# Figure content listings
— START —

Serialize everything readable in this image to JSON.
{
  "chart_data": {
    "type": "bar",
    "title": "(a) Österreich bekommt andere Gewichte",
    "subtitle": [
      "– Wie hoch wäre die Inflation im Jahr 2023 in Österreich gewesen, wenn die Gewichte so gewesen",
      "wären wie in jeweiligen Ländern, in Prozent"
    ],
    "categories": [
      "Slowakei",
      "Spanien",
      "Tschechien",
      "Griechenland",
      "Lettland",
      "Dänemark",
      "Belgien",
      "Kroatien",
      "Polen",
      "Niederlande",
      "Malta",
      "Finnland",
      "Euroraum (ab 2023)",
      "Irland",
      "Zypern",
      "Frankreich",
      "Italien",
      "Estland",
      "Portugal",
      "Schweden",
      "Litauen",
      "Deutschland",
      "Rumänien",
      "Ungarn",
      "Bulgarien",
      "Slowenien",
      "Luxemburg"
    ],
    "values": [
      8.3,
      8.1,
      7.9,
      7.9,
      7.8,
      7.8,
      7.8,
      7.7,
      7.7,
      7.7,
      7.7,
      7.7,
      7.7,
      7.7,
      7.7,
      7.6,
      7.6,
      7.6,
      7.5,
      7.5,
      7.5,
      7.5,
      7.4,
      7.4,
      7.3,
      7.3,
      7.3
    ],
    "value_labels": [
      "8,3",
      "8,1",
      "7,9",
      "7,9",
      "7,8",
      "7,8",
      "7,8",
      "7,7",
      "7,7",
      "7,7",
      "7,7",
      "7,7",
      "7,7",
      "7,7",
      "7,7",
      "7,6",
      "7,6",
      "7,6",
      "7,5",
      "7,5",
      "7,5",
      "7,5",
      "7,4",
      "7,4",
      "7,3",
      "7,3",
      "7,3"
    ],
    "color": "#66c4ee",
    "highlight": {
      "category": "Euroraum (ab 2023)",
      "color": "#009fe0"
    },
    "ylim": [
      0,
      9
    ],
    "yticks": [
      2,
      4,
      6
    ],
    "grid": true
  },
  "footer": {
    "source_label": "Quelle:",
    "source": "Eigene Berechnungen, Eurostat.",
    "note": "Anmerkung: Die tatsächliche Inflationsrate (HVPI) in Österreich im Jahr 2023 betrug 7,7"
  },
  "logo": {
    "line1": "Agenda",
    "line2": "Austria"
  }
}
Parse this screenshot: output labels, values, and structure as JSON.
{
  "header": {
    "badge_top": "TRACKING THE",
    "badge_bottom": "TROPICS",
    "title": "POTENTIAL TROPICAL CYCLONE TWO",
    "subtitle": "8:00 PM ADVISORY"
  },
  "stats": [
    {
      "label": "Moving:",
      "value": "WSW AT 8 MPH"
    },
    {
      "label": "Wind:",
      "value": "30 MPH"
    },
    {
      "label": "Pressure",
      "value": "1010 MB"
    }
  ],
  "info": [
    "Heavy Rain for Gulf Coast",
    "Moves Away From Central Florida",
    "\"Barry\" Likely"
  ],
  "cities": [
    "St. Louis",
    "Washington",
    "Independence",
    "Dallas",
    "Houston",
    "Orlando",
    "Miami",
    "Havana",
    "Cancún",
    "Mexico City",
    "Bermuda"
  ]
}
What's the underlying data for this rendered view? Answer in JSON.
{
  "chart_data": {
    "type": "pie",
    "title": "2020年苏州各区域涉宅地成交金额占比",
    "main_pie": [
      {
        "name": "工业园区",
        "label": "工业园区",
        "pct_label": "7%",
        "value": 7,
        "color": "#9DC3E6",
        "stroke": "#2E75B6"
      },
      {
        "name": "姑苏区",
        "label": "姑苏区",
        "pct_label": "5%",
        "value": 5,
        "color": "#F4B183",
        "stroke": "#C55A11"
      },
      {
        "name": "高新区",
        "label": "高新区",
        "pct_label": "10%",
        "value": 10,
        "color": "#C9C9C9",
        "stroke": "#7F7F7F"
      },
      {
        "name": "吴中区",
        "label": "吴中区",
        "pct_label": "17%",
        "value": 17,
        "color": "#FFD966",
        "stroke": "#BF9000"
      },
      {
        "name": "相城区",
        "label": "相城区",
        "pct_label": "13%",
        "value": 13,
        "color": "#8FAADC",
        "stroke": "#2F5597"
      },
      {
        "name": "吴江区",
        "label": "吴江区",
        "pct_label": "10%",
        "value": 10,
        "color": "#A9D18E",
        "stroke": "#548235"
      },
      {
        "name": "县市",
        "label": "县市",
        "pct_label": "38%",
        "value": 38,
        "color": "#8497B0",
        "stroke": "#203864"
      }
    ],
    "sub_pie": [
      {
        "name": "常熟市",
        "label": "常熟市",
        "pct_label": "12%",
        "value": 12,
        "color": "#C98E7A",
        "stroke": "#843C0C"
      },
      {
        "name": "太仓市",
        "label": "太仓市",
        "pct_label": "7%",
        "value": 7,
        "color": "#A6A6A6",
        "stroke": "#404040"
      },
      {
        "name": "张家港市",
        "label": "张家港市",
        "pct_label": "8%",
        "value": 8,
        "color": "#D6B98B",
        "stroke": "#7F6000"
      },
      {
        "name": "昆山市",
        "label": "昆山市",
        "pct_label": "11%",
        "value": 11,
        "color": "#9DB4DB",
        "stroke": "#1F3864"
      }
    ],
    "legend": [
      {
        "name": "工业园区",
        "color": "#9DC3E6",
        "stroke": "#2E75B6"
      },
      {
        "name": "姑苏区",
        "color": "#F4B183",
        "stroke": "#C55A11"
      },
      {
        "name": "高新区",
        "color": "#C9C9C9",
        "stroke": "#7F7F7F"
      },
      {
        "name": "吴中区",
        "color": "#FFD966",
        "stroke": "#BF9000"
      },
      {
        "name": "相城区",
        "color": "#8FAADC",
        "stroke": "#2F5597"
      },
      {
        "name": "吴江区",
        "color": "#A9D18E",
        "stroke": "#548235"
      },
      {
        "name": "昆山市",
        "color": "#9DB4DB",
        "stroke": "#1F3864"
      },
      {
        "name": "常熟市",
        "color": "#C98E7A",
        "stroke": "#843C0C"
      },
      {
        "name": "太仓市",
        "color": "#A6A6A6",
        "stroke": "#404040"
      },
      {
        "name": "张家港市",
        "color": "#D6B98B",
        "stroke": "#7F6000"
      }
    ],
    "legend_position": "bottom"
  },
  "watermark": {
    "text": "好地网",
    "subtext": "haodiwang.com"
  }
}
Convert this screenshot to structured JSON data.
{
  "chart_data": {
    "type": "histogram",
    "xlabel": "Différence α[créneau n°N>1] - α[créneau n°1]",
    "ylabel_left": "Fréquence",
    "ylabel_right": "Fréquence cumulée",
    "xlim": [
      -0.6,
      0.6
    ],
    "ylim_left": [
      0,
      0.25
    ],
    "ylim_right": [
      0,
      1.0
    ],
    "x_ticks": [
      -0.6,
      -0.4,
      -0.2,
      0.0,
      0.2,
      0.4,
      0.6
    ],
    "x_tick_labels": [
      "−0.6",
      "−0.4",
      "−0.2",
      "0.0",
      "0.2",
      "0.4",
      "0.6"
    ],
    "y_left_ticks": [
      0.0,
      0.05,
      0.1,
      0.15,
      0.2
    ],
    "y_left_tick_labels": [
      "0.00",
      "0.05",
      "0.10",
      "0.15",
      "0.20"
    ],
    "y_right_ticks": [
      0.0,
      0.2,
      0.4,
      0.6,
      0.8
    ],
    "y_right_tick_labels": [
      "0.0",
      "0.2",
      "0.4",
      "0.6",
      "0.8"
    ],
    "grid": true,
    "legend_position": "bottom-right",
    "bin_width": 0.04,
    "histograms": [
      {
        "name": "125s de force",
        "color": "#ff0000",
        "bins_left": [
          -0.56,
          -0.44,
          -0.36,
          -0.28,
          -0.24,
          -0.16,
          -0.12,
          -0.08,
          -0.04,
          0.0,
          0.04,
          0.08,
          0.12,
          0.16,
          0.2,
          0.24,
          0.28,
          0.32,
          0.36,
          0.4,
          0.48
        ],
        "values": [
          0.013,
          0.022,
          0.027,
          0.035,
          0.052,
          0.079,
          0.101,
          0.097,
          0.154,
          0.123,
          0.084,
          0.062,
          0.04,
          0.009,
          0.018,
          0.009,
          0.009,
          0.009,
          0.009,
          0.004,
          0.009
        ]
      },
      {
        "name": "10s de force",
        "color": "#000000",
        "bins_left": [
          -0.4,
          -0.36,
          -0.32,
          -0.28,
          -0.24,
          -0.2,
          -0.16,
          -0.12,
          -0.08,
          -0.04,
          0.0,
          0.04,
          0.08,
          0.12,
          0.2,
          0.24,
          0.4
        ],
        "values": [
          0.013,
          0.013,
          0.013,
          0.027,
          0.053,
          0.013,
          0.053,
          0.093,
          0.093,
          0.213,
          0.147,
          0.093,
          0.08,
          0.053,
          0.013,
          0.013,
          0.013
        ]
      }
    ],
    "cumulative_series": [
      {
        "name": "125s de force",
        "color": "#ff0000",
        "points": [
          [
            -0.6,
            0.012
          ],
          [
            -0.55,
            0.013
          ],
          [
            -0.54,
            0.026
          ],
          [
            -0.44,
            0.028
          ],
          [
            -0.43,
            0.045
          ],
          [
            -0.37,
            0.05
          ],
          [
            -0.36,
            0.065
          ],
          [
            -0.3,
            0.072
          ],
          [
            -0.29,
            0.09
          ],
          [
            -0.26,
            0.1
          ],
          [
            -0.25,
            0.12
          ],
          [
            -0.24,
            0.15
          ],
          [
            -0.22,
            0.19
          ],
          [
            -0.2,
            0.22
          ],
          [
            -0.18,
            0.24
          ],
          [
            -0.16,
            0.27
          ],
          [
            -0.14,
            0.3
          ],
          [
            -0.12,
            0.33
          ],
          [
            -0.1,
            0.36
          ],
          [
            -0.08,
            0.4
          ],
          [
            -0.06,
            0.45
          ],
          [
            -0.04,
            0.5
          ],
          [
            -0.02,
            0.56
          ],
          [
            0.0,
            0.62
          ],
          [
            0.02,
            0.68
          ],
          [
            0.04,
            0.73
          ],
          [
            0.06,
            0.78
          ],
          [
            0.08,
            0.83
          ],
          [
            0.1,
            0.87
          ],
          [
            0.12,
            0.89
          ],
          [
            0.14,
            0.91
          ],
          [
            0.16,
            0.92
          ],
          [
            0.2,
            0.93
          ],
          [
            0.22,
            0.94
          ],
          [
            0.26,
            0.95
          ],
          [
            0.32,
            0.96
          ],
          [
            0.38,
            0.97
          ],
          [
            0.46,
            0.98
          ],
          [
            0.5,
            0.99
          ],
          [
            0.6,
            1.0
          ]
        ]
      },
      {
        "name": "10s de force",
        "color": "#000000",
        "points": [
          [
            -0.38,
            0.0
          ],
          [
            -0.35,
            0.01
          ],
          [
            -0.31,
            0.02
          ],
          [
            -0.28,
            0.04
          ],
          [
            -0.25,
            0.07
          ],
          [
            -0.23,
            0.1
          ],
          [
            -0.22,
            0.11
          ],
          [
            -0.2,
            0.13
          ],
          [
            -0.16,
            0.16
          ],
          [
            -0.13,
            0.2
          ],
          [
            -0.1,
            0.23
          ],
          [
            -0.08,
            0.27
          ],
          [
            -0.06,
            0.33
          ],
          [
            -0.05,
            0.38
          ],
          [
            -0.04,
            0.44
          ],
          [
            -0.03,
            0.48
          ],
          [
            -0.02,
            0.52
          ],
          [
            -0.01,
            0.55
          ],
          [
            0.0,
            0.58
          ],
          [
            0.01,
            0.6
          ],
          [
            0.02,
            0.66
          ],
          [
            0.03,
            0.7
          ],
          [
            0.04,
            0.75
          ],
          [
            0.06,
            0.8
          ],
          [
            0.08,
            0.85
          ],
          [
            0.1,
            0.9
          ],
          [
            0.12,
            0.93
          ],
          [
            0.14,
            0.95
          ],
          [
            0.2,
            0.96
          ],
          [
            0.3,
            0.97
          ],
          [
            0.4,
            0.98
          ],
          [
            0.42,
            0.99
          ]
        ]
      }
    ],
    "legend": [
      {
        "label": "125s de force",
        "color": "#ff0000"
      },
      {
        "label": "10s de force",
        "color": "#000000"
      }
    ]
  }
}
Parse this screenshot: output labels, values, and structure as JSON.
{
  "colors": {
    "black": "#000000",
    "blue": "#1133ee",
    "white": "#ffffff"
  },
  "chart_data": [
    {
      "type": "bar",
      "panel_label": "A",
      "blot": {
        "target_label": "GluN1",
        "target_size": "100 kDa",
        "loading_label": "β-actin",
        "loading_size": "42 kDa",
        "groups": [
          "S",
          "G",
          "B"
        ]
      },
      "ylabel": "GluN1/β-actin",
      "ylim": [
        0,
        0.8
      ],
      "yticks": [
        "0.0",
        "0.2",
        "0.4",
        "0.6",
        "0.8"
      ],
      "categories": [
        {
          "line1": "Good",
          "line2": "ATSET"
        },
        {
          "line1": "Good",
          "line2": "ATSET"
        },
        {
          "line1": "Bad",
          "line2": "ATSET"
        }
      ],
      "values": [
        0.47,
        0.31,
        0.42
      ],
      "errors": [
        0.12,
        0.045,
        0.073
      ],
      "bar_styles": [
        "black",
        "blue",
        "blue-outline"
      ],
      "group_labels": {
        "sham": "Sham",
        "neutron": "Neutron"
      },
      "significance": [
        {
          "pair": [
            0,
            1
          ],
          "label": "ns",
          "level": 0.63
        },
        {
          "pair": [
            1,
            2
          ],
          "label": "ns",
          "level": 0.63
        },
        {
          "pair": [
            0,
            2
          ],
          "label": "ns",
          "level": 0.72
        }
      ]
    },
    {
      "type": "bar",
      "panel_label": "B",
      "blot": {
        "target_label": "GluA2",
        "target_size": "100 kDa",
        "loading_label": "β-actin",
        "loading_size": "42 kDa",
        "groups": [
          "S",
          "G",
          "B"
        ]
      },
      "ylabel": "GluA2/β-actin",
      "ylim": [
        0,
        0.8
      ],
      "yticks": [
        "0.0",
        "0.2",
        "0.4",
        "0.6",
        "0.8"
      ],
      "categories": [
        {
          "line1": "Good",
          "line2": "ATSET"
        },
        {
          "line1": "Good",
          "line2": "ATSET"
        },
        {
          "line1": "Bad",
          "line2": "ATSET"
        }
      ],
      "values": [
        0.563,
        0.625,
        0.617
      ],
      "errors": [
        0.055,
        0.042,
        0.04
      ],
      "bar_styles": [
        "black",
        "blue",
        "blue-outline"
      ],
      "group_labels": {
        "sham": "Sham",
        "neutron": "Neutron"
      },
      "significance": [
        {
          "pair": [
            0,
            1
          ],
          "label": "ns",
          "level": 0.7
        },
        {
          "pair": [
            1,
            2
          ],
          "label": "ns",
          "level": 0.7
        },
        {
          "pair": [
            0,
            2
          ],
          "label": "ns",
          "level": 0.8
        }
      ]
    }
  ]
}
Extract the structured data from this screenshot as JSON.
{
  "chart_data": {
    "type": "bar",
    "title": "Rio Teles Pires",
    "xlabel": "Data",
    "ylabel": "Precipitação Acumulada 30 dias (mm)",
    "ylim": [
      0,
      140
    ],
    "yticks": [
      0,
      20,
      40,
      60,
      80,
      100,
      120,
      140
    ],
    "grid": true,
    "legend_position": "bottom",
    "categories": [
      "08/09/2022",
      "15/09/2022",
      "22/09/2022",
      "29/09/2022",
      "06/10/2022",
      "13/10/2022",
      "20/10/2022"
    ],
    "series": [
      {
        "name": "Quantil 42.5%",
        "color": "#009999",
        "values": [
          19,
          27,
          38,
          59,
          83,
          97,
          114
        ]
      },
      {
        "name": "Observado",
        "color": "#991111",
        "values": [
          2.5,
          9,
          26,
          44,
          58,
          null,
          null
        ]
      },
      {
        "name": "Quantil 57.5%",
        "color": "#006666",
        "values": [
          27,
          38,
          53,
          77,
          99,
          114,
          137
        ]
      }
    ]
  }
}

— END —

# What you need to do
From the data above, copy each line that has the string "Gewichte".

# Exercise response
    "title": "(a) Österreich bekommt andere Gewichte",
      "– Wie hoch wäre die Inflation im Jahr 2023 in Österreich gewesen, wenn die Gewichte so gewesen",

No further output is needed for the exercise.